— start of ENTRIES PROVIDED —

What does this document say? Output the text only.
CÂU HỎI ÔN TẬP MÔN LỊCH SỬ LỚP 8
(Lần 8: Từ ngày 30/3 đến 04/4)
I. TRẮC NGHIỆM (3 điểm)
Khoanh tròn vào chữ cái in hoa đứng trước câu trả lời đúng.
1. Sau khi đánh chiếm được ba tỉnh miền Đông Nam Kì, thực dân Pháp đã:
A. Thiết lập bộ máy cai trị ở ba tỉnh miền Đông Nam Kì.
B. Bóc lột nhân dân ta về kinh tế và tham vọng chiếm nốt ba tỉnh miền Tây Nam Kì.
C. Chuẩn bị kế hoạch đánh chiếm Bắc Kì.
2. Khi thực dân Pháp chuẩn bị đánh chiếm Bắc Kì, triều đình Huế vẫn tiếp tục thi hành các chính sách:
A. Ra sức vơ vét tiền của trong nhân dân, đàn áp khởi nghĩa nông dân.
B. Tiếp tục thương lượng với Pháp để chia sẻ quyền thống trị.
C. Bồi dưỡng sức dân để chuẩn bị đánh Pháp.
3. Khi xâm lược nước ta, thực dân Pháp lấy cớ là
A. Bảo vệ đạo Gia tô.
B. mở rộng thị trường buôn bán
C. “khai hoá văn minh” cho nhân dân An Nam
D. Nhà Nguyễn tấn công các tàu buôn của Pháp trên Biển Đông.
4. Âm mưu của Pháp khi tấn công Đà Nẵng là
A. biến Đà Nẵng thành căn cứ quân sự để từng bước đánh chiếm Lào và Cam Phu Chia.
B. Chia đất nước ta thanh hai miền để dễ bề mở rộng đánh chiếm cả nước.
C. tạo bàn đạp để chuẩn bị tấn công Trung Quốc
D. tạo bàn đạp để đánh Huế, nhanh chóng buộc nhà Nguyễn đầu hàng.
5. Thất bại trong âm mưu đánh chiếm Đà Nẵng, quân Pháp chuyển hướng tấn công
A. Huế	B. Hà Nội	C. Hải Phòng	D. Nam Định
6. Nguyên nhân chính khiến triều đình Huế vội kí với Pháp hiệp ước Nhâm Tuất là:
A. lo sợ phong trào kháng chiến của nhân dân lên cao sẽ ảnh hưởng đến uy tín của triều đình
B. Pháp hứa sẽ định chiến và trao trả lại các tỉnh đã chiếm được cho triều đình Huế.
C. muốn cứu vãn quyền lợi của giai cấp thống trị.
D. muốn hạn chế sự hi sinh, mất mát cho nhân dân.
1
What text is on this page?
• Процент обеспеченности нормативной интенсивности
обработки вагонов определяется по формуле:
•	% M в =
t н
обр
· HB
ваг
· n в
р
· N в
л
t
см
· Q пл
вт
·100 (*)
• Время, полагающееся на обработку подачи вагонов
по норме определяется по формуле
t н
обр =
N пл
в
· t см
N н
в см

— end of ENTRIES PROVIDED —

- WRITTEN REQUEST -
Each record should come back exactly as written.

- FULL SOLUTION -
What does this document say? Output the text only.
CÂU HỎI ÔN TẬP MÔN LỊCH SỬ LỚP 8
(Lần 8: Từ ngày 30/3 đến 04/4)
I. TRẮC NGHIỆM (3 điểm)
Khoanh tròn vào chữ cái in hoa đứng trước câu trả lời đúng.
1. Sau khi đánh chiếm được ba tỉnh miền Đông Nam Kì, thực dân Pháp đã:
A. Thiết lập bộ máy cai trị ở ba tỉnh miền Đông Nam Kì.
B. Bóc lột nhân dân ta về kinh tế và tham vọng chiếm nốt ba tỉnh miền Tây Nam Kì.
C. Chuẩn bị kế hoạch đánh chiếm Bắc Kì.
2. Khi thực dân Pháp chuẩn bị đánh chiếm Bắc Kì, triều đình Huế vẫn tiếp tục thi hành các chính sách:
A. Ra sức vơ vét tiền của trong nhân dân, đàn áp khởi nghĩa nông dân.
B. Tiếp tục thương lượng với Pháp để chia sẻ quyền thống trị.
C. Bồi dưỡng sức dân để chuẩn bị đánh Pháp.
3. Khi xâm lược nước ta, thực dân Pháp lấy cớ là
A. Bảo vệ đạo Gia tô.
B. mở rộng thị trường buôn bán
C. “khai hoá văn minh” cho nhân dân An Nam
D. Nhà Nguyễn tấn công các tàu buôn của Pháp trên Biển Đông.
4. Âm mưu của Pháp khi tấn công Đà Nẵng là
A. biến Đà Nẵng thành căn cứ quân sự để từng bước đánh chiếm Lào và Cam Phu Chia.
B. Chia đất nước ta thanh hai miền để dễ bề mở rộng đánh chiếm cả nước.
C. tạo bàn đạp để chuẩn bị tấn công Trung Quốc
D. tạo bàn đạp để đánh Huế, nhanh chóng buộc nhà Nguyễn đầu hàng.
5. Thất bại trong âm mưu đánh chiếm Đà Nẵng, quân Pháp chuyển hướng tấn công
A. Huế	B. Hà Nội	C. Hải Phòng	D. Nam Định
6. Nguyên nhân chính khiến triều đình Huế vội kí với Pháp hiệp ước Nhâm Tuất là:
A. lo sợ phong trào kháng chiến của nhân dân lên cao sẽ ảnh hưởng đến uy tín của triều đình
B. Pháp hứa sẽ định chiến và trao trả lại các tỉnh đã chiếm được cho triều đình Huế.
C. muốn cứu vãn quyền lợi của giai cấp thống trị.
D. muốn hạn chế sự hi sinh, mất mát cho nhân dân.
1
What text is on this page?
• Процент обеспеченности нормативной интенсивности
обработки вагонов определяется по формуле:
•	% M в =
t н
обр
· HB
ваг
· n в
р
· N в
л
t
см
· Q пл
вт
·100 (*)
• Время, полагающееся на обработку подачи вагонов
по норме определяется по формуле
t н
обр =
N пл
в
· t см
N н
в см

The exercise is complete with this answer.